● Exercise description: Identify the lines bearing the string "Prisutveckling" and gather them.

● Source material:

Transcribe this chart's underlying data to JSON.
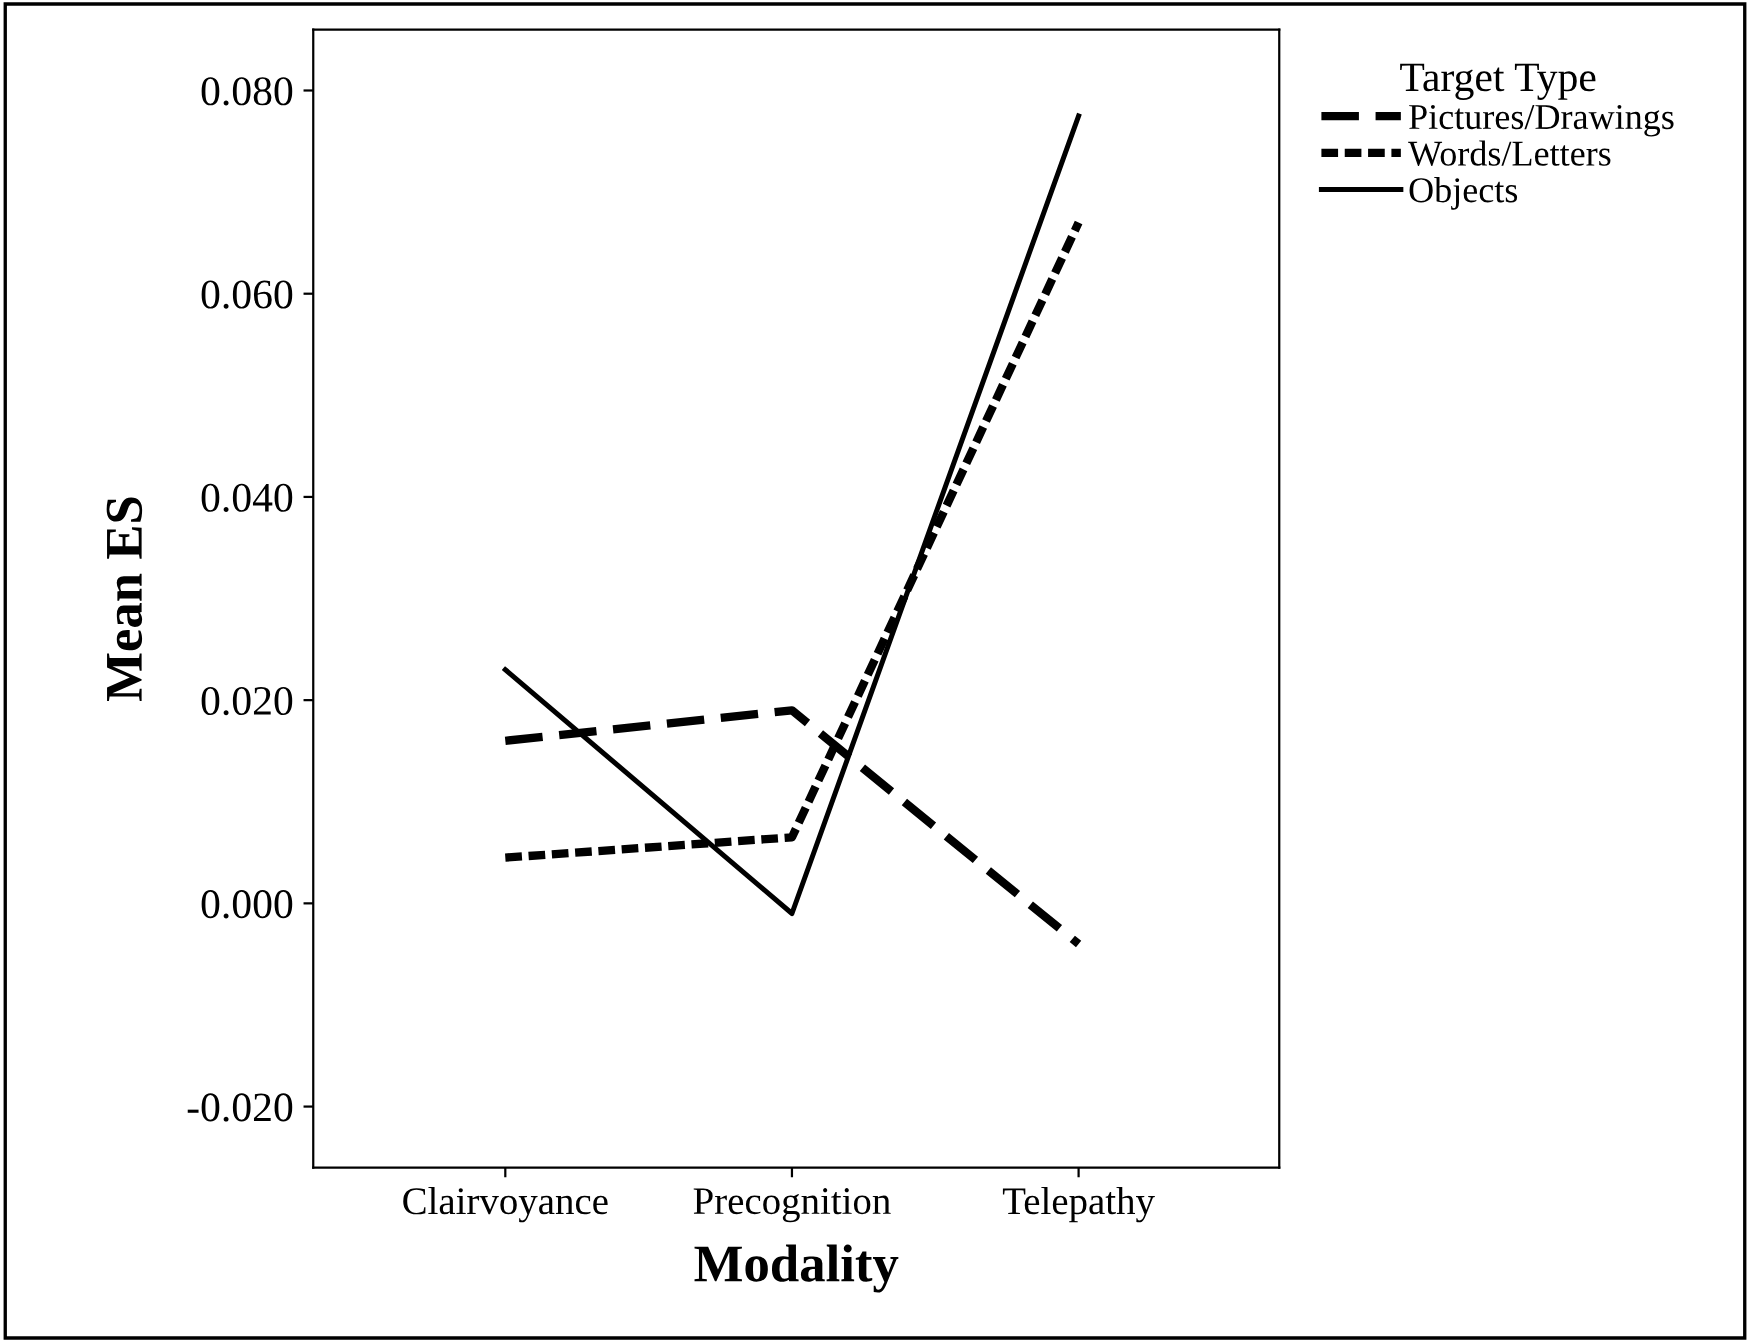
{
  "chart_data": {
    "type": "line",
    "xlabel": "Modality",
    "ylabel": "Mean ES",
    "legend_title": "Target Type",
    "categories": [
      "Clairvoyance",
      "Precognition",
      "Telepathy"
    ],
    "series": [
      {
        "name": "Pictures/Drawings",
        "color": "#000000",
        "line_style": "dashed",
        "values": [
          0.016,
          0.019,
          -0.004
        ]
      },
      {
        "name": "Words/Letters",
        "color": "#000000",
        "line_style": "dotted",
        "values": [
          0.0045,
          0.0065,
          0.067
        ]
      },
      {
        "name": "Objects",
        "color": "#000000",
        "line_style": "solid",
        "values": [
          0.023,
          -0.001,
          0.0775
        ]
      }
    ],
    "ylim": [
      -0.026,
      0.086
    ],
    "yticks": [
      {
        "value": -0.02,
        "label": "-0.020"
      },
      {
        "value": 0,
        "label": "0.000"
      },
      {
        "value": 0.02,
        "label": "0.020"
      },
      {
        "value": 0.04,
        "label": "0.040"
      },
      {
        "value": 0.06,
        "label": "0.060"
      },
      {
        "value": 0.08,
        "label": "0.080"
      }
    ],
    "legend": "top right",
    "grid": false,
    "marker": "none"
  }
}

...

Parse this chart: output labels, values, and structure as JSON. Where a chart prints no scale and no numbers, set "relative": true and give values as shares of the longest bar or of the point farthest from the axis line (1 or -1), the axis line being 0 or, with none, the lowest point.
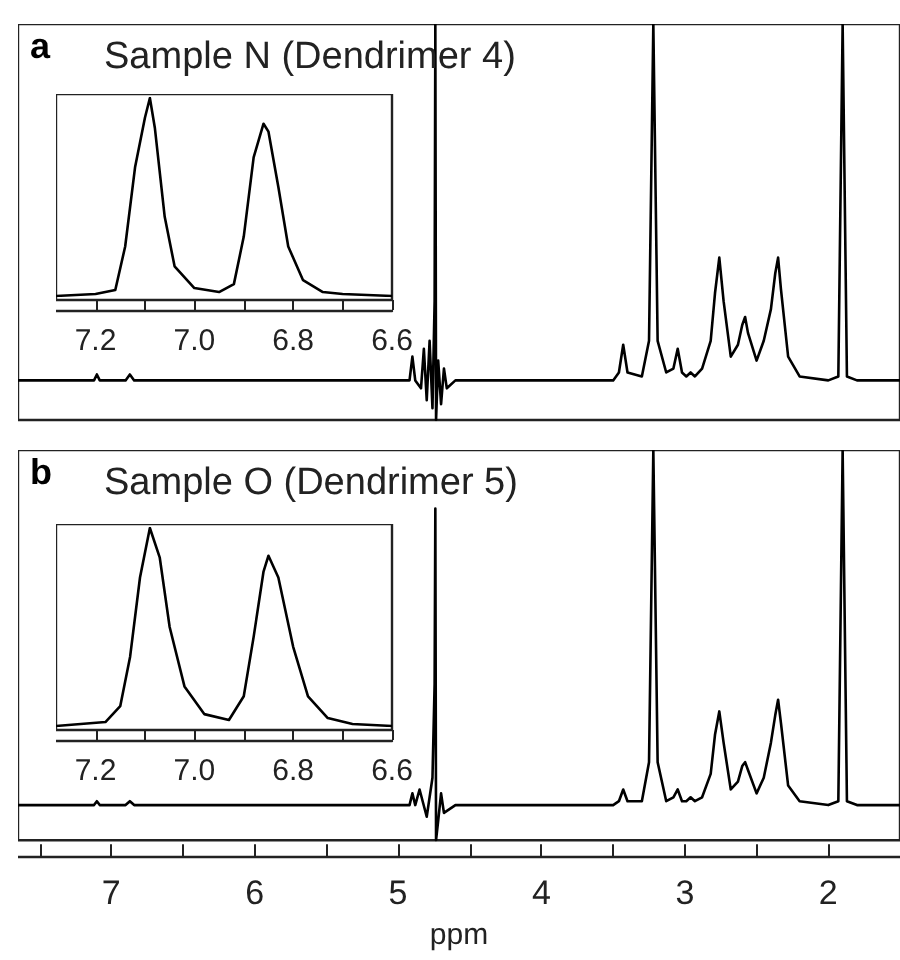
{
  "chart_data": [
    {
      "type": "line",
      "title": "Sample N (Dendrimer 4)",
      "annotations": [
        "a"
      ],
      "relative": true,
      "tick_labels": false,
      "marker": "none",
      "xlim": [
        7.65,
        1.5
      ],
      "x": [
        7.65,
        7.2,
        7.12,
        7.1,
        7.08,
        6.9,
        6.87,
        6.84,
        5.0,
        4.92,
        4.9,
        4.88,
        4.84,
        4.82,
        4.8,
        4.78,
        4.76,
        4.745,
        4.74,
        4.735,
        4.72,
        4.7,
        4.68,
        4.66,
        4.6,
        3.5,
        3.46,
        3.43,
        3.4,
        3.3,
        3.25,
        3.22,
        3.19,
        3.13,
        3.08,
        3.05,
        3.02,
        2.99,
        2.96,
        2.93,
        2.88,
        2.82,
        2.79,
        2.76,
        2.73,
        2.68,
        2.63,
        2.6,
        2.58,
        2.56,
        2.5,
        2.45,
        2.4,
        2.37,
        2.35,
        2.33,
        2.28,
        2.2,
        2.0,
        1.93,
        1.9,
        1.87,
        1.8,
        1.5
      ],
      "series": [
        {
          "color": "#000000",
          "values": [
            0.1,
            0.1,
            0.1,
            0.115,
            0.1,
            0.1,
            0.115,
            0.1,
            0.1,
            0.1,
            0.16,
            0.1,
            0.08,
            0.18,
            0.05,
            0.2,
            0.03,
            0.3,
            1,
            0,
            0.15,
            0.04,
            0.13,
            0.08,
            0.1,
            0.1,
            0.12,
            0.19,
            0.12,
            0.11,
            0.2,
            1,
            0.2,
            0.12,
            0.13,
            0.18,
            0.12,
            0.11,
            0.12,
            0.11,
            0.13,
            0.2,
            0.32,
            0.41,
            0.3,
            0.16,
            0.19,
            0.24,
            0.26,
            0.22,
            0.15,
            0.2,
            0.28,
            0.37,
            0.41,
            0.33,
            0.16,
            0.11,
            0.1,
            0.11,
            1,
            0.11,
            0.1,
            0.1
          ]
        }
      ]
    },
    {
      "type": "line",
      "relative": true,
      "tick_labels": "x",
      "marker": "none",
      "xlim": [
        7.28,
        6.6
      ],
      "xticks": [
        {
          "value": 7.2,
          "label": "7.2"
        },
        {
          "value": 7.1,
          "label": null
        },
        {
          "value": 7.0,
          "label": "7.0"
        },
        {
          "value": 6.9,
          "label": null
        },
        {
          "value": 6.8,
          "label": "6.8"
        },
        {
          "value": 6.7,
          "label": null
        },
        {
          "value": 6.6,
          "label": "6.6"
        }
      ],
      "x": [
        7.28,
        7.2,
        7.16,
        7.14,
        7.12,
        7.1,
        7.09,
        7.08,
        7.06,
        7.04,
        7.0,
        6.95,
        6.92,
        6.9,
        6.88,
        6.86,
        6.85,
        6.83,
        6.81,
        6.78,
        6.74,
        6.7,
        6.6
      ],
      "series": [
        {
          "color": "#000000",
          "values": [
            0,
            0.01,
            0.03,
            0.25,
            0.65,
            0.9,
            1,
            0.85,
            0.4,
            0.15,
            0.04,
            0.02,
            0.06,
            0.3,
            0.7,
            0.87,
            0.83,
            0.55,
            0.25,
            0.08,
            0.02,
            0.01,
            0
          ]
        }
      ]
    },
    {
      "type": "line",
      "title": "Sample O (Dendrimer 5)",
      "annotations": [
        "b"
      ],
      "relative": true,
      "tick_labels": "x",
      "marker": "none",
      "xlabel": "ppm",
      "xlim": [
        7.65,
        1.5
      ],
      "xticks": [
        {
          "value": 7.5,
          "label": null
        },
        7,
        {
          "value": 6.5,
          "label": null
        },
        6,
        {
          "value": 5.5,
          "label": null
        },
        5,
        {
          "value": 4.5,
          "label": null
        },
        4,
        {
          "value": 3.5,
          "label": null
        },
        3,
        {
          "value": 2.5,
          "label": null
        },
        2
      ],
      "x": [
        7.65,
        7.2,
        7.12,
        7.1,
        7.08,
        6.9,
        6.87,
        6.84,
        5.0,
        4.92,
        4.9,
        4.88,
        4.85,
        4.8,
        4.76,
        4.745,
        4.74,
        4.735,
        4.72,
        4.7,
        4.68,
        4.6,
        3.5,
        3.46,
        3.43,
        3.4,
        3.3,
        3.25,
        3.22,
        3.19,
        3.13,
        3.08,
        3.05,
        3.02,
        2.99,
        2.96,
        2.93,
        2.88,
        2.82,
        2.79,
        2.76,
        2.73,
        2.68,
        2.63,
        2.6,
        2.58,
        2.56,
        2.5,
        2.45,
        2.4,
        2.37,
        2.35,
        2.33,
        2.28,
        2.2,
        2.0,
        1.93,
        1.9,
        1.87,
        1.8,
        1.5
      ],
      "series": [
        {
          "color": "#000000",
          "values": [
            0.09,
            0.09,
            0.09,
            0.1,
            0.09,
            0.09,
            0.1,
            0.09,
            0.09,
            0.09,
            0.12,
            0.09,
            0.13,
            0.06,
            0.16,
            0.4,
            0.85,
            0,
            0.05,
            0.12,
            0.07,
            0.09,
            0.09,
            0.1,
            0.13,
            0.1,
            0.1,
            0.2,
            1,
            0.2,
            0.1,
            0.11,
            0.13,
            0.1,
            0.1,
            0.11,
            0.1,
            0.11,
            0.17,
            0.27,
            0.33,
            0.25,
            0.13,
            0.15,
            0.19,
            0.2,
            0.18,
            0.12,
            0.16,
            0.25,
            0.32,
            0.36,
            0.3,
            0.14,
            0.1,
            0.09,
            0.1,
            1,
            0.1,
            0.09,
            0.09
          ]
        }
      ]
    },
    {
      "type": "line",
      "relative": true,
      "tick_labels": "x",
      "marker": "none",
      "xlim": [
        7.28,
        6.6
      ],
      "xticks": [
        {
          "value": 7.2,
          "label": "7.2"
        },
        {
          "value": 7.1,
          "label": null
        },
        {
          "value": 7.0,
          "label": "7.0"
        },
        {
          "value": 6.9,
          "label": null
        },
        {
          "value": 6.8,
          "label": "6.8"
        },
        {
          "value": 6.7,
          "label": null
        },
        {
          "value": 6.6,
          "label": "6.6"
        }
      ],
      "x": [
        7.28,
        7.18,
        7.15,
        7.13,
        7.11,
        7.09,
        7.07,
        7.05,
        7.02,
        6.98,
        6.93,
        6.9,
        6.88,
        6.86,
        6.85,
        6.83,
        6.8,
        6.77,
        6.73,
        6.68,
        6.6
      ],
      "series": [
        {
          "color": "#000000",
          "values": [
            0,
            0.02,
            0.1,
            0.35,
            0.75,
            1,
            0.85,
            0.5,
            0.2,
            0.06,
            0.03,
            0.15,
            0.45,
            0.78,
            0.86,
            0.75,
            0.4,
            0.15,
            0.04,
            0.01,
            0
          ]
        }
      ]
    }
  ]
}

* * *

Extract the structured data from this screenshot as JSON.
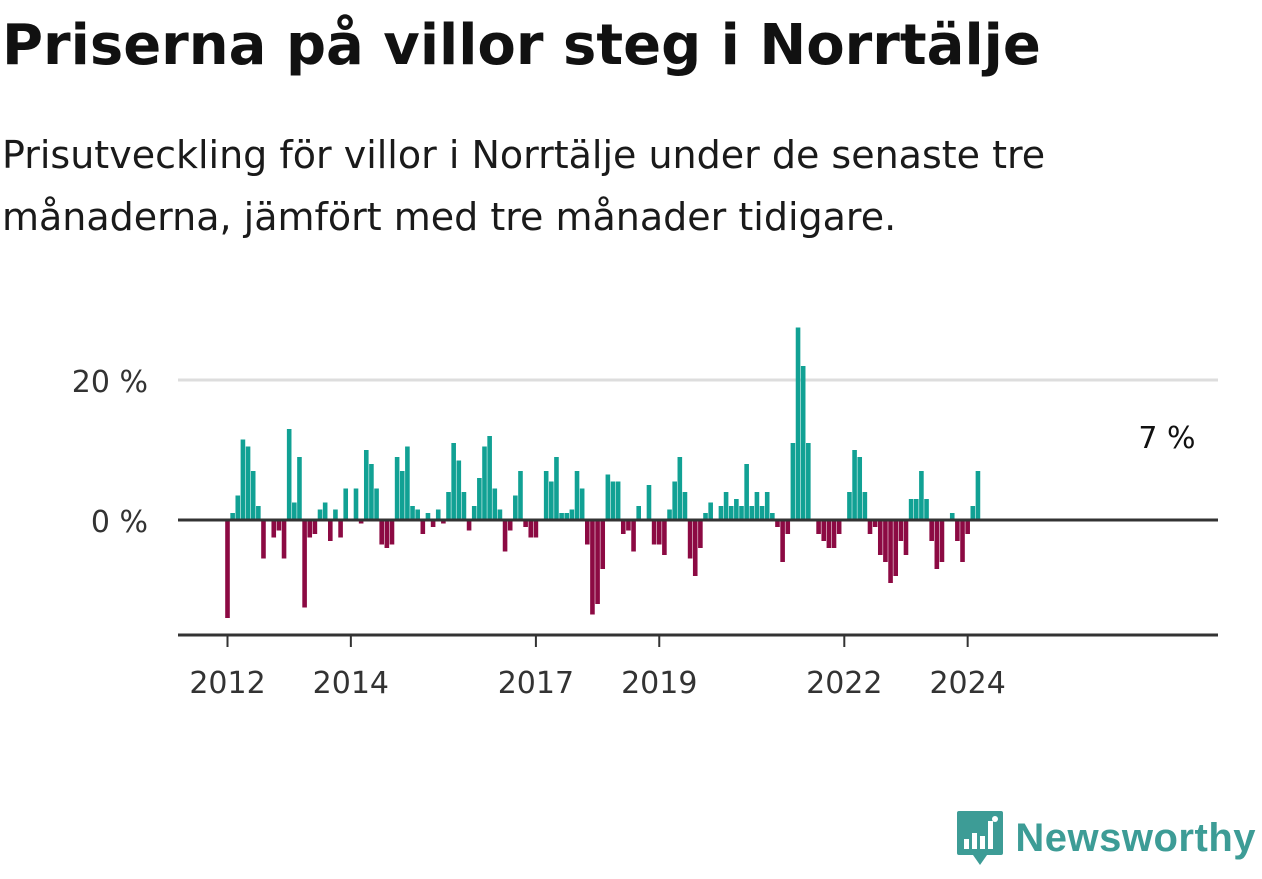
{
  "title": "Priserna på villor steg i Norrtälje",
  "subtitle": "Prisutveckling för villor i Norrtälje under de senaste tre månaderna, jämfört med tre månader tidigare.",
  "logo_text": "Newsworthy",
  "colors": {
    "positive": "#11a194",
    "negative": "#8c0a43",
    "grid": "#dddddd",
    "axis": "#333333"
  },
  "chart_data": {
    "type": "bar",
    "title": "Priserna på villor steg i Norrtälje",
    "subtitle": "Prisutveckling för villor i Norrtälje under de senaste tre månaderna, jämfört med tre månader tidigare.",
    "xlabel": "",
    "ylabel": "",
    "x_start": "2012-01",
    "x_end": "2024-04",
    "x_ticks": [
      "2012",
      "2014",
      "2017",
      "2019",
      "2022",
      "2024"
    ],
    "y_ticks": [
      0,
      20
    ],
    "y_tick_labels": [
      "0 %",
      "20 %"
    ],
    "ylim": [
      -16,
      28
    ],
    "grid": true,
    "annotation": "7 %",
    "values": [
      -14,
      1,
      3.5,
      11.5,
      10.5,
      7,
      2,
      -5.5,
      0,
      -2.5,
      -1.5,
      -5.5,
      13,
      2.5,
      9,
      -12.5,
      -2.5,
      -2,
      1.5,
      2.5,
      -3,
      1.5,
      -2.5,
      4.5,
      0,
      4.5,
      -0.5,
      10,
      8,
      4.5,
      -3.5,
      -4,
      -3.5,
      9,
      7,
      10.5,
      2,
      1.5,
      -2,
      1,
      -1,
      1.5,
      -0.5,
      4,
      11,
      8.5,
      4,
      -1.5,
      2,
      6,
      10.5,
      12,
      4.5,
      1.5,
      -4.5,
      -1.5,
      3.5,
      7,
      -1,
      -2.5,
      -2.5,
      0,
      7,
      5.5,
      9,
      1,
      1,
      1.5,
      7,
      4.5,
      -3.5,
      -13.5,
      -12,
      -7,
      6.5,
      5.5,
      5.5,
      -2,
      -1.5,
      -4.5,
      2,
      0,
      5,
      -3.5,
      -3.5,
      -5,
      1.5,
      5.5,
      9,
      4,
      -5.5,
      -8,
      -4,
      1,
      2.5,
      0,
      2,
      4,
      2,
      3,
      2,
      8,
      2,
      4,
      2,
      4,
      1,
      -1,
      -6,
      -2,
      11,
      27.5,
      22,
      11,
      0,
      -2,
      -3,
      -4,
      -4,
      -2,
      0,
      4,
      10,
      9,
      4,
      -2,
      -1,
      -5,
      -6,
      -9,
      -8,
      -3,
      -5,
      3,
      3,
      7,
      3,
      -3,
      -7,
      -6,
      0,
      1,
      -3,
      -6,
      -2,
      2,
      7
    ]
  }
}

● Output:
  "subtitle": "Prisutveckling för villor i Norrtälje under de senaste tre månaderna, jämfört med tre månader tidigare.",
    "subtitle": "Prisutveckling för villor i Norrtälje under de senaste tre månaderna, jämfört med tre månader tidigare.",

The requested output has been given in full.